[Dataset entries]
━━━━━━━━━━━━━━━━
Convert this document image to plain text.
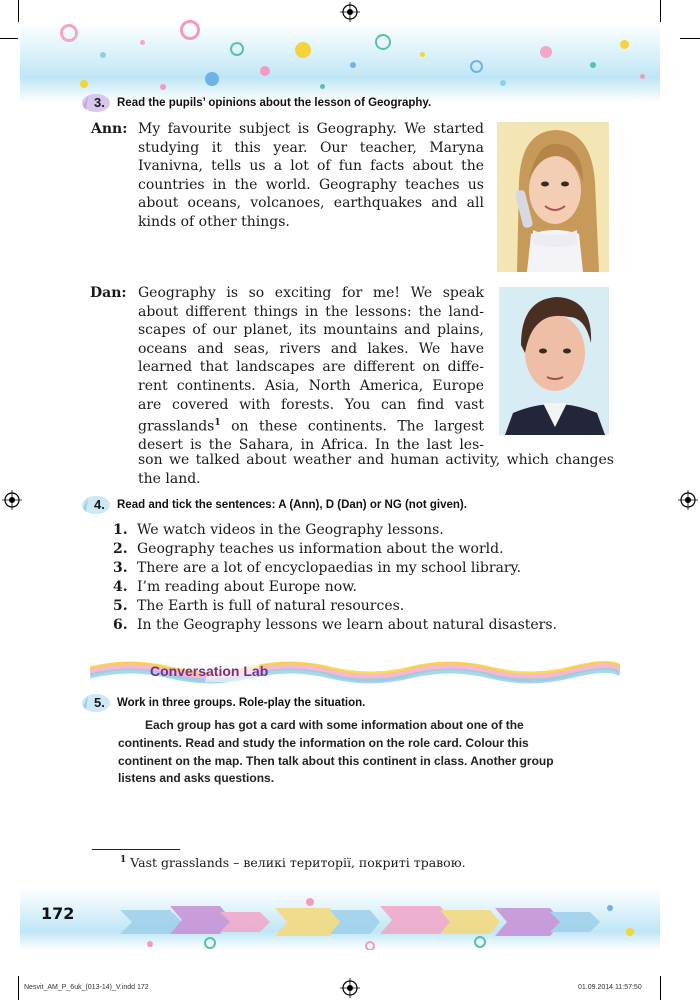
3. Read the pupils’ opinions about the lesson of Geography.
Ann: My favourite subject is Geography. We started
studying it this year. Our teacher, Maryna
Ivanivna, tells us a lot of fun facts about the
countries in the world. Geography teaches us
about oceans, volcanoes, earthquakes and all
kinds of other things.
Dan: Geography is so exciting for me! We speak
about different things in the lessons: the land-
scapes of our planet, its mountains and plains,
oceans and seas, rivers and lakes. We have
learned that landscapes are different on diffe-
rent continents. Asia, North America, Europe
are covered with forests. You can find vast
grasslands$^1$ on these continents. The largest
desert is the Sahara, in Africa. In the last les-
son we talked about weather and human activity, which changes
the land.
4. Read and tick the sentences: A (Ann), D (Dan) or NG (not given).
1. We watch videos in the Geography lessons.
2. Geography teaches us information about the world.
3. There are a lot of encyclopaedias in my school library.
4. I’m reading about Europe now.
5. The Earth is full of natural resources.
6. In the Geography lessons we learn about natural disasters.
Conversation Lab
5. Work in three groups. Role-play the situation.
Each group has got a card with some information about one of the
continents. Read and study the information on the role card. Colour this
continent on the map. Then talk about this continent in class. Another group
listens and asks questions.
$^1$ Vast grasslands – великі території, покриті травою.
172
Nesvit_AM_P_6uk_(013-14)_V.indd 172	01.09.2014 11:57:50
━━━━━━━━━━━━━━━━
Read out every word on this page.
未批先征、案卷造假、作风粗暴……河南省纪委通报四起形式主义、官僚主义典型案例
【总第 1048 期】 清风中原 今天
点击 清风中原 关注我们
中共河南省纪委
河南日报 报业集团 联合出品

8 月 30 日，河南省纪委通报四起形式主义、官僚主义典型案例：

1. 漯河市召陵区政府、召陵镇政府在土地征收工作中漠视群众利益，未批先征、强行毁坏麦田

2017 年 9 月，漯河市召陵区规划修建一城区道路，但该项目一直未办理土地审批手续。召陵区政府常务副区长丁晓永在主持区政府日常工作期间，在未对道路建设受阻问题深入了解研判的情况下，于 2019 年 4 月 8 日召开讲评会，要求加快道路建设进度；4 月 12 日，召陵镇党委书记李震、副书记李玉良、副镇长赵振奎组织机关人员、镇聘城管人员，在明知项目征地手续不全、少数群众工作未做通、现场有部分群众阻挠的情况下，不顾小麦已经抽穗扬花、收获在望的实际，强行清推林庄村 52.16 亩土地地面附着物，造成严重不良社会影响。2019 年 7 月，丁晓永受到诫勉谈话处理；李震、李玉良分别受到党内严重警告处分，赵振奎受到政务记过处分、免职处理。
━━━━━━━━━━━━━━━━
* SET EXERCISE
Above are lines of data; state how many of them contain the word "card", with no other output.

* SOLUTION
2